# Directions for this task
Make an exact copy of the lines, leaving the pictures out.

# Extracted data
begin

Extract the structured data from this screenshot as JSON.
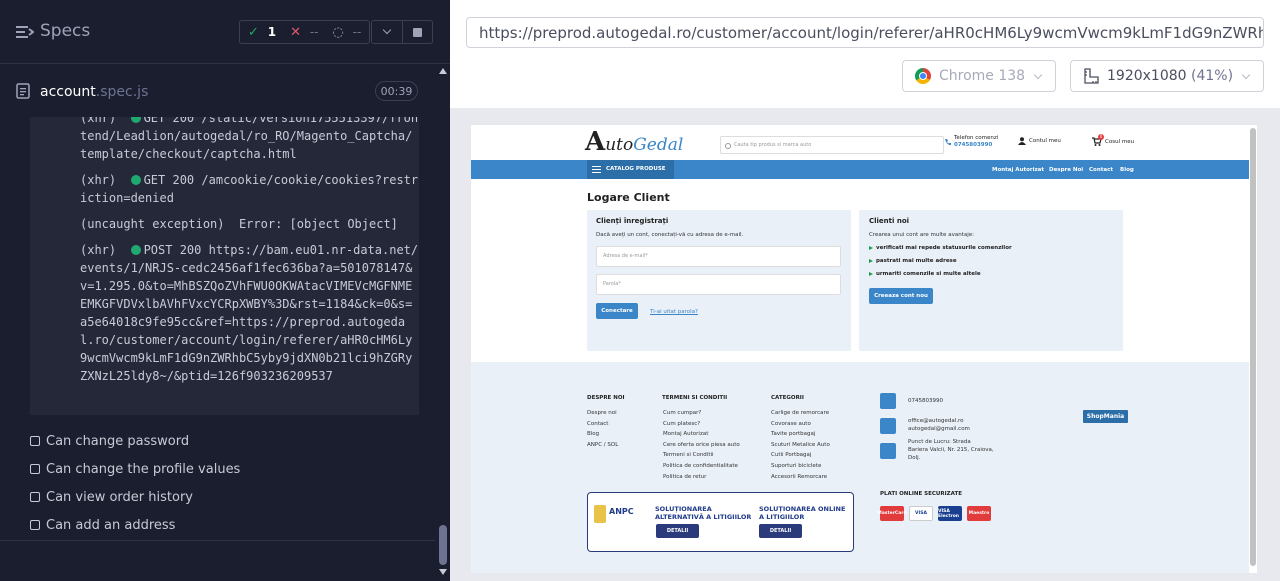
{
  "reporter": {
    "title": "Specs",
    "stats": {
      "passed": "1",
      "failed": "--",
      "pending": "--"
    },
    "file": {
      "name": "account",
      "ext": ".spec.js",
      "duration": "00:39"
    },
    "log": [
      {
        "prefix": "(xhr)",
        "status": "GET 200",
        "text": "/static/version1755513397/frontend/Leadlion/autogedal/ro_RO/Magento_Captcha/template/checkout/captcha.html",
        "dot": true
      },
      {
        "prefix": "(xhr)",
        "status": "GET 200",
        "text": "/amcookie/cookie/cookies?restriction=denied",
        "dot": true
      },
      {
        "prefix": "(uncaught exception)",
        "status": "",
        "text": "Error: [object Object]",
        "dot": false
      },
      {
        "prefix": "(xhr)",
        "status": "POST 200",
        "text": "https://bam.eu01.nr-data.net/events/1/NRJS-cedc2456af1fec636ba?a=501078147&v=1.295.0&to=MhBSZQoZVhFWU0OKWAtacVIMEVcMGFNMEEMKGFVDVxlbAVhFVxcYCRpXWBY%3D&rst=1184&ck=0&s=a5e64018c9fe95cc&ref=https://preprod.autogedal.ro/customer/account/login/referer/aHR0cHM6Ly9wcmVwcm9kLmF1dG9nZWRhbC5yby9jdXN0b21lci9hZGRyZXNzL25ldy8~/&ptid=126f903236209537",
        "dot": true
      }
    ],
    "tests": [
      "Can change password",
      "Can change the profile values",
      "Can view order history",
      "Can add an address"
    ]
  },
  "aut": {
    "url": "https://preprod.autogedal.ro/customer/account/login/referer/aHR0cHM6Ly9wcmVwcm9kLmF1dG9nZWRhbC5yby9jdXN0b21lci9hZGRyZXNzL25ldy8~/",
    "browser": "Chrome 138",
    "viewport": "1920x1080",
    "zoom": "(41%)"
  },
  "site": {
    "logo": {
      "a": "A",
      "uto": "uto",
      "gedal": "Gedal"
    },
    "search_placeholder": "Cauta tip produs si marca auto",
    "phone_label": "Telefon comenzi",
    "phone": "0745803990",
    "account": "Contul meu",
    "cart": "Cosul meu",
    "cart_count": "0",
    "catalog": "CATALOG PRODUSE",
    "nav": [
      "Montaj Autorizat",
      "Despre Noi",
      "Contact",
      "Blog"
    ],
    "page_title": "Logare Client",
    "registered": {
      "title": "Clienți înregistrați",
      "desc": "Dacă aveți un cont, conectați-vă cu adresa de e-mail.",
      "email_ph": "Adresa de e-mail*",
      "pass_ph": "Parola*",
      "login_btn": "Conectare",
      "forgot": "Ti-ai uitat parola?"
    },
    "new": {
      "title": "Clienti noi",
      "desc": "Crearea unui cont are multe avantaje:",
      "bullets": [
        "verificati mai repede statusurile comenzilor",
        "pastrati mai multe adrese",
        "urmariti comenzile si multe altele"
      ],
      "btn": "Creeaza cont nou"
    },
    "footer": {
      "col1": {
        "title": "DESPRE NOI",
        "links": [
          "Despre noi",
          "Contact",
          "Blog",
          "ANPC / SOL"
        ]
      },
      "col2": {
        "title": "TERMENI SI CONDITII",
        "links": [
          "Cum cumpar?",
          "Cum platesc?",
          "Montaj Autorizat",
          "Cere oferta orice piesa auto",
          "Termeni si Conditii",
          "Politica de confidentialitate",
          "Politica de retur"
        ]
      },
      "col3": {
        "title": "CATEGORII",
        "links": [
          "Carlige de remorcare",
          "Covorase auto",
          "Tavite portbagaj",
          "Scuturi Metalice Auto",
          "Cutii Portbagaj",
          "Suporturi biciclete",
          "Accesorii Remorcare"
        ]
      },
      "phone": "0745803990",
      "email1": "office@autogedal.ro",
      "email2": "autogedal@gmail.com",
      "address": [
        "Punct de Lucru: Strada",
        "Bariera Valcii, Nr. 215, Craiova,",
        "Dolj."
      ],
      "badge": "ShopMania",
      "secure": "PLATI ONLINE SECURIZATE",
      "anpc": "ANPC",
      "anpc_left": [
        "SOLUȚIONAREA",
        "ALTERNATIVĂ A LITIGIILOR"
      ],
      "anpc_right": [
        "SOLUȚIONAREA ONLINE",
        "A LITIGIILOR"
      ],
      "details": "DETALII",
      "cards": [
        "MasterCard",
        "VISA",
        "VISA Electron",
        "Maestro"
      ]
    }
  }
}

end

# Correct answer
Extract the structured data from this screenshot as JSON.
{
  "reporter": {
    "title": "Specs",
    "stats": {
      "passed": "1",
      "failed": "--",
      "pending": "--"
    },
    "file": {
      "name": "account",
      "ext": ".spec.js",
      "duration": "00:39"
    },
    "log": [
      {
        "prefix": "(xhr)",
        "status": "GET 200",
        "text": "/static/version1755513397/frontend/Leadlion/autogedal/ro_RO/Magento_Captcha/template/checkout/captcha.html",
        "dot": true
      },
      {
        "prefix": "(xhr)",
        "status": "GET 200",
        "text": "/amcookie/cookie/cookies?restriction=denied",
        "dot": true
      },
      {
        "prefix": "(uncaught exception)",
        "status": "",
        "text": "Error: [object Object]",
        "dot": false
      },
      {
        "prefix": "(xhr)",
        "status": "POST 200",
        "text": "https://bam.eu01.nr-data.net/events/1/NRJS-cedc2456af1fec636ba?a=501078147&v=1.295.0&to=MhBSZQoZVhFWU0OKWAtacVIMEVcMGFNMEEMKGFVDVxlbAVhFVxcYCRpXWBY%3D&rst=1184&ck=0&s=a5e64018c9fe95cc&ref=https://preprod.autogedal.ro/customer/account/login/referer/aHR0cHM6Ly9wcmVwcm9kLmF1dG9nZWRhbC5yby9jdXN0b21lci9hZGRyZXNzL25ldy8~/&ptid=126f903236209537",
        "dot": true
      }
    ],
    "tests": [
      "Can change password",
      "Can change the profile values",
      "Can view order history",
      "Can add an address"
    ]
  },
  "aut": {
    "url": "https://preprod.autogedal.ro/customer/account/login/referer/aHR0cHM6Ly9wcmVwcm9kLmF1dG9nZWRhbC5yby9jdXN0b21lci9hZGRyZXNzL25ldy8~/",
    "browser": "Chrome 138",
    "viewport": "1920x1080",
    "zoom": "(41%)"
  },
  "site": {
    "logo": {
      "a": "A",
      "uto": "uto",
      "gedal": "Gedal"
    },
    "search_placeholder": "Cauta tip produs si marca auto",
    "phone_label": "Telefon comenzi",
    "phone": "0745803990",
    "account": "Contul meu",
    "cart": "Cosul meu",
    "cart_count": "0",
    "catalog": "CATALOG PRODUSE",
    "nav": [
      "Montaj Autorizat",
      "Despre Noi",
      "Contact",
      "Blog"
    ],
    "page_title": "Logare Client",
    "registered": {
      "title": "Clienți înregistrați",
      "desc": "Dacă aveți un cont, conectați-vă cu adresa de e-mail.",
      "email_ph": "Adresa de e-mail*",
      "pass_ph": "Parola*",
      "login_btn": "Conectare",
      "forgot": "Ti-ai uitat parola?"
    },
    "new": {
      "title": "Clienti noi",
      "desc": "Crearea unui cont are multe avantaje:",
      "bullets": [
        "verificati mai repede statusurile comenzilor",
        "pastrati mai multe adrese",
        "urmariti comenzile si multe altele"
      ],
      "btn": "Creeaza cont nou"
    },
    "footer": {
      "col1": {
        "title": "DESPRE NOI",
        "links": [
          "Despre noi",
          "Contact",
          "Blog",
          "ANPC / SOL"
        ]
      },
      "col2": {
        "title": "TERMENI SI CONDITII",
        "links": [
          "Cum cumpar?",
          "Cum platesc?",
          "Montaj Autorizat",
          "Cere oferta orice piesa auto",
          "Termeni si Conditii",
          "Politica de confidentialitate",
          "Politica de retur"
        ]
      },
      "col3": {
        "title": "CATEGORII",
        "links": [
          "Carlige de remorcare",
          "Covorase auto",
          "Tavite portbagaj",
          "Scuturi Metalice Auto",
          "Cutii Portbagaj",
          "Suporturi biciclete",
          "Accesorii Remorcare"
        ]
      },
      "phone": "0745803990",
      "email1": "office@autogedal.ro",
      "email2": "autogedal@gmail.com",
      "address": [
        "Punct de Lucru: Strada",
        "Bariera Valcii, Nr. 215, Craiova,",
        "Dolj."
      ],
      "badge": "ShopMania",
      "secure": "PLATI ONLINE SECURIZATE",
      "anpc": "ANPC",
      "anpc_left": [
        "SOLUȚIONAREA",
        "ALTERNATIVĂ A LITIGIILOR"
      ],
      "anpc_right": [
        "SOLUȚIONAREA ONLINE",
        "A LITIGIILOR"
      ],
      "details": "DETALII",
      "cards": [
        "MasterCard",
        "VISA",
        "VISA Electron",
        "Maestro"
      ]
    }
  }
}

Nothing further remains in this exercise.